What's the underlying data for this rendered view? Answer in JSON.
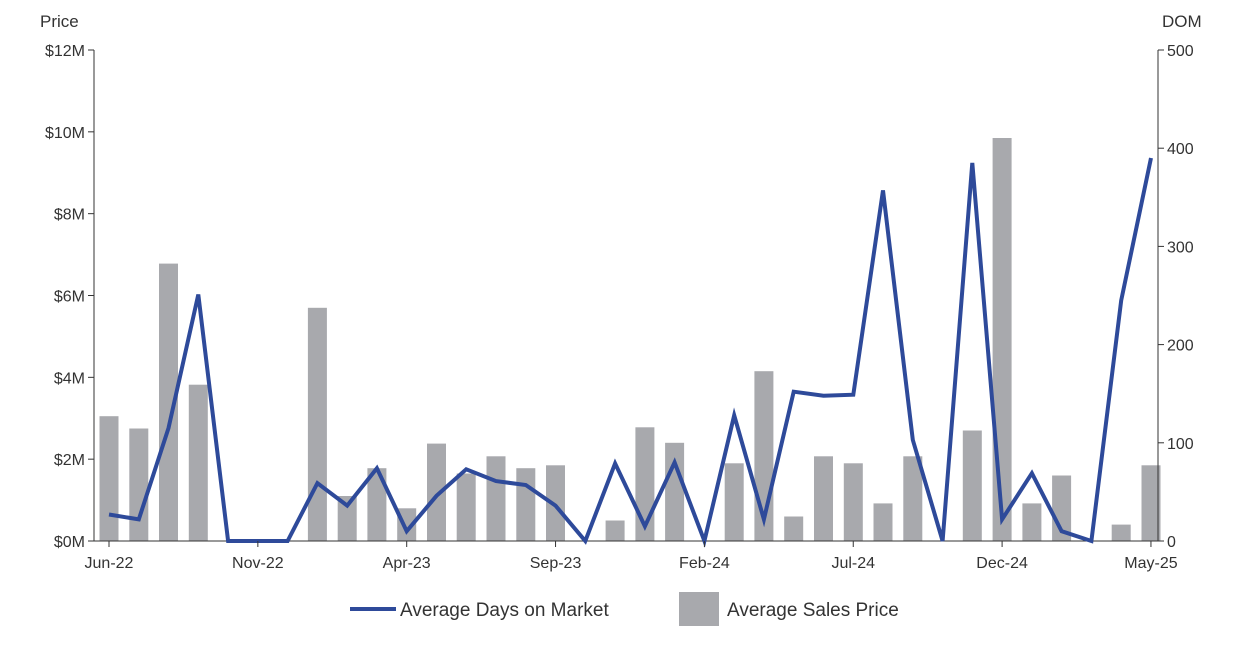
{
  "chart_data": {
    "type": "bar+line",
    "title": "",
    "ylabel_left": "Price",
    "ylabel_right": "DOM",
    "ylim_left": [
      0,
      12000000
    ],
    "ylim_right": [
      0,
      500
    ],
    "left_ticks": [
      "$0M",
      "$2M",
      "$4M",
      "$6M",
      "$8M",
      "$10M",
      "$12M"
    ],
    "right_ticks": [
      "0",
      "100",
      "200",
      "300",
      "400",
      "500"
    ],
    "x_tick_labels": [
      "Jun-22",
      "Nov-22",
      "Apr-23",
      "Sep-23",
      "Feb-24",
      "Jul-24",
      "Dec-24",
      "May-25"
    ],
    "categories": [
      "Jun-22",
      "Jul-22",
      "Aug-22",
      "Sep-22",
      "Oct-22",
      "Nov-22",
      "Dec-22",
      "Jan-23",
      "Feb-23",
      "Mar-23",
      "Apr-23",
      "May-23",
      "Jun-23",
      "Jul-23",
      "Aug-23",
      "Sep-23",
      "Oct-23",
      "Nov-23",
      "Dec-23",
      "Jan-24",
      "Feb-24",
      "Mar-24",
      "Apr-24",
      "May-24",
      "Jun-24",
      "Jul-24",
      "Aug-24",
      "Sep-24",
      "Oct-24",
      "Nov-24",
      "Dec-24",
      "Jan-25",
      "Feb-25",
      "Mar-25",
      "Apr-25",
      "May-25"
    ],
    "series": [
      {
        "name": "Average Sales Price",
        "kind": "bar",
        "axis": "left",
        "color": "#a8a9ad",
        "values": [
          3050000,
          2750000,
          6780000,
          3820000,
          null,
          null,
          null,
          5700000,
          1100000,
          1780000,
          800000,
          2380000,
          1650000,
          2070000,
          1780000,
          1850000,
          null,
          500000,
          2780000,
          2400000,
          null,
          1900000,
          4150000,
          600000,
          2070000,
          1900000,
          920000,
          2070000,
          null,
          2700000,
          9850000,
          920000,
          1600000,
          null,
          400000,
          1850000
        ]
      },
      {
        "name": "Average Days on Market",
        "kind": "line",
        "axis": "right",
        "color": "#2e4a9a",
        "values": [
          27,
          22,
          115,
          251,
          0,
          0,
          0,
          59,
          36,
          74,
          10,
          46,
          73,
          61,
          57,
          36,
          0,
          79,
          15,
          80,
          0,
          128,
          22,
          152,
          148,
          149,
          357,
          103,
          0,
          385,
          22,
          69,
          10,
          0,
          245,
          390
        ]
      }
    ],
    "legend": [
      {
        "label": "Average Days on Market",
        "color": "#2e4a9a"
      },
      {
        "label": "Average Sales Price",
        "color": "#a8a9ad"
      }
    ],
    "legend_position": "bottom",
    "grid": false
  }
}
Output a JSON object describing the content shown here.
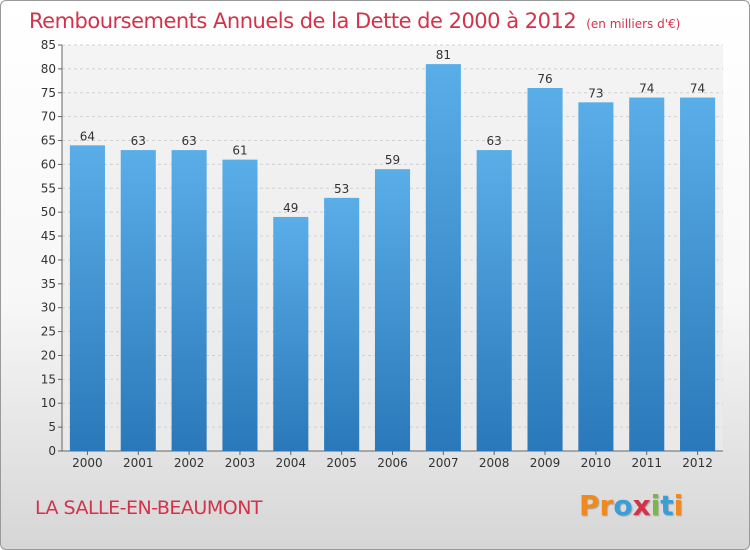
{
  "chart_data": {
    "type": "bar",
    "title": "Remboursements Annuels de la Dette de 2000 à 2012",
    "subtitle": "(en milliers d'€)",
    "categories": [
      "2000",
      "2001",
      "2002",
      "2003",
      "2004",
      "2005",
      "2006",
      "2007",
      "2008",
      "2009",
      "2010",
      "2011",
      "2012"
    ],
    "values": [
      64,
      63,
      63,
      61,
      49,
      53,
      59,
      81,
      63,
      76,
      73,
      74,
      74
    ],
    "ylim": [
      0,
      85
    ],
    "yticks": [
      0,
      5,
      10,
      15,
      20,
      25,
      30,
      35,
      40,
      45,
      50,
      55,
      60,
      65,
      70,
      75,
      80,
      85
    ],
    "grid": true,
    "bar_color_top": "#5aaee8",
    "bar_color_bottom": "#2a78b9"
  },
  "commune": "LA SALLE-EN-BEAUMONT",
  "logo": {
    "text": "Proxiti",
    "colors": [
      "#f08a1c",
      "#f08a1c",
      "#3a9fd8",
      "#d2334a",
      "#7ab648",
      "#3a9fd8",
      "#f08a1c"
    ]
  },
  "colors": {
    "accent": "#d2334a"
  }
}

▬▬▬▬▬▬▬▬▬▬

Write out the records above once more, word for word, with no pictures.

Reply to the exercise:
What's the underlying data for this rendered view? Answer in JSON.
{
  "chart_data": {
    "type": "bar+line",
    "title": "",
    "ylabel_left": "Price",
    "ylabel_right": "DOM",
    "ylim_left": [
      0,
      12000000
    ],
    "ylim_right": [
      0,
      500
    ],
    "left_ticks": [
      "$0M",
      "$2M",
      "$4M",
      "$6M",
      "$8M",
      "$10M",
      "$12M"
    ],
    "right_ticks": [
      "0",
      "100",
      "200",
      "300",
      "400",
      "500"
    ],
    "x_tick_labels": [
      "Jun-22",
      "Nov-22",
      "Apr-23",
      "Sep-23",
      "Feb-24",
      "Jul-24",
      "Dec-24",
      "May-25"
    ],
    "categories": [
      "Jun-22",
      "Jul-22",
      "Aug-22",
      "Sep-22",
      "Oct-22",
      "Nov-22",
      "Dec-22",
      "Jan-23",
      "Feb-23",
      "Mar-23",
      "Apr-23",
      "May-23",
      "Jun-23",
      "Jul-23",
      "Aug-23",
      "Sep-23",
      "Oct-23",
      "Nov-23",
      "Dec-23",
      "Jan-24",
      "Feb-24",
      "Mar-24",
      "Apr-24",
      "May-24",
      "Jun-24",
      "Jul-24",
      "Aug-24",
      "Sep-24",
      "Oct-24",
      "Nov-24",
      "Dec-24",
      "Jan-25",
      "Feb-25",
      "Mar-25",
      "Apr-25",
      "May-25"
    ],
    "series": [
      {
        "name": "Average Sales Price",
        "kind": "bar",
        "axis": "left",
        "color": "#a8a9ad",
        "values": [
          3050000,
          2750000,
          6780000,
          3820000,
          null,
          null,
          null,
          5700000,
          1100000,
          1780000,
          800000,
          2380000,
          1650000,
          2070000,
          1780000,
          1850000,
          null,
          500000,
          2780000,
          2400000,
          null,
          1900000,
          4150000,
          600000,
          2070000,
          1900000,
          920000,
          2070000,
          null,
          2700000,
          9850000,
          920000,
          1600000,
          null,
          400000,
          1850000
        ]
      },
      {
        "name": "Average Days on Market",
        "kind": "line",
        "axis": "right",
        "color": "#2e4a9a",
        "values": [
          27,
          22,
          115,
          251,
          0,
          0,
          0,
          59,
          36,
          74,
          10,
          46,
          73,
          61,
          57,
          36,
          0,
          79,
          15,
          80,
          0,
          128,
          22,
          152,
          148,
          149,
          357,
          103,
          0,
          385,
          22,
          69,
          10,
          0,
          245,
          390
        ]
      }
    ],
    "legend": [
      {
        "label": "Average Days on Market",
        "color": "#2e4a9a"
      },
      {
        "label": "Average Sales Price",
        "color": "#a8a9ad"
      }
    ],
    "legend_position": "bottom",
    "grid": false
  }
}
Output a JSON object describing the content shown here.
{
  "chart_data": {
    "type": "bar",
    "title": "Remboursements Annuels de la Dette de 2000 à 2012",
    "subtitle": "(en milliers d'€)",
    "categories": [
      "2000",
      "2001",
      "2002",
      "2003",
      "2004",
      "2005",
      "2006",
      "2007",
      "2008",
      "2009",
      "2010",
      "2011",
      "2012"
    ],
    "values": [
      64,
      63,
      63,
      61,
      49,
      53,
      59,
      81,
      63,
      76,
      73,
      74,
      74
    ],
    "ylim": [
      0,
      85
    ],
    "yticks": [
      0,
      5,
      10,
      15,
      20,
      25,
      30,
      35,
      40,
      45,
      50,
      55,
      60,
      65,
      70,
      75,
      80,
      85
    ],
    "grid": true,
    "bar_color_top": "#5aaee8",
    "bar_color_bottom": "#2a78b9"
  },
  "commune": "LA SALLE-EN-BEAUMONT",
  "logo": {
    "text": "Proxiti",
    "colors": [
      "#f08a1c",
      "#f08a1c",
      "#3a9fd8",
      "#d2334a",
      "#7ab648",
      "#3a9fd8",
      "#f08a1c"
    ]
  },
  "colors": {
    "accent": "#d2334a"
  }
}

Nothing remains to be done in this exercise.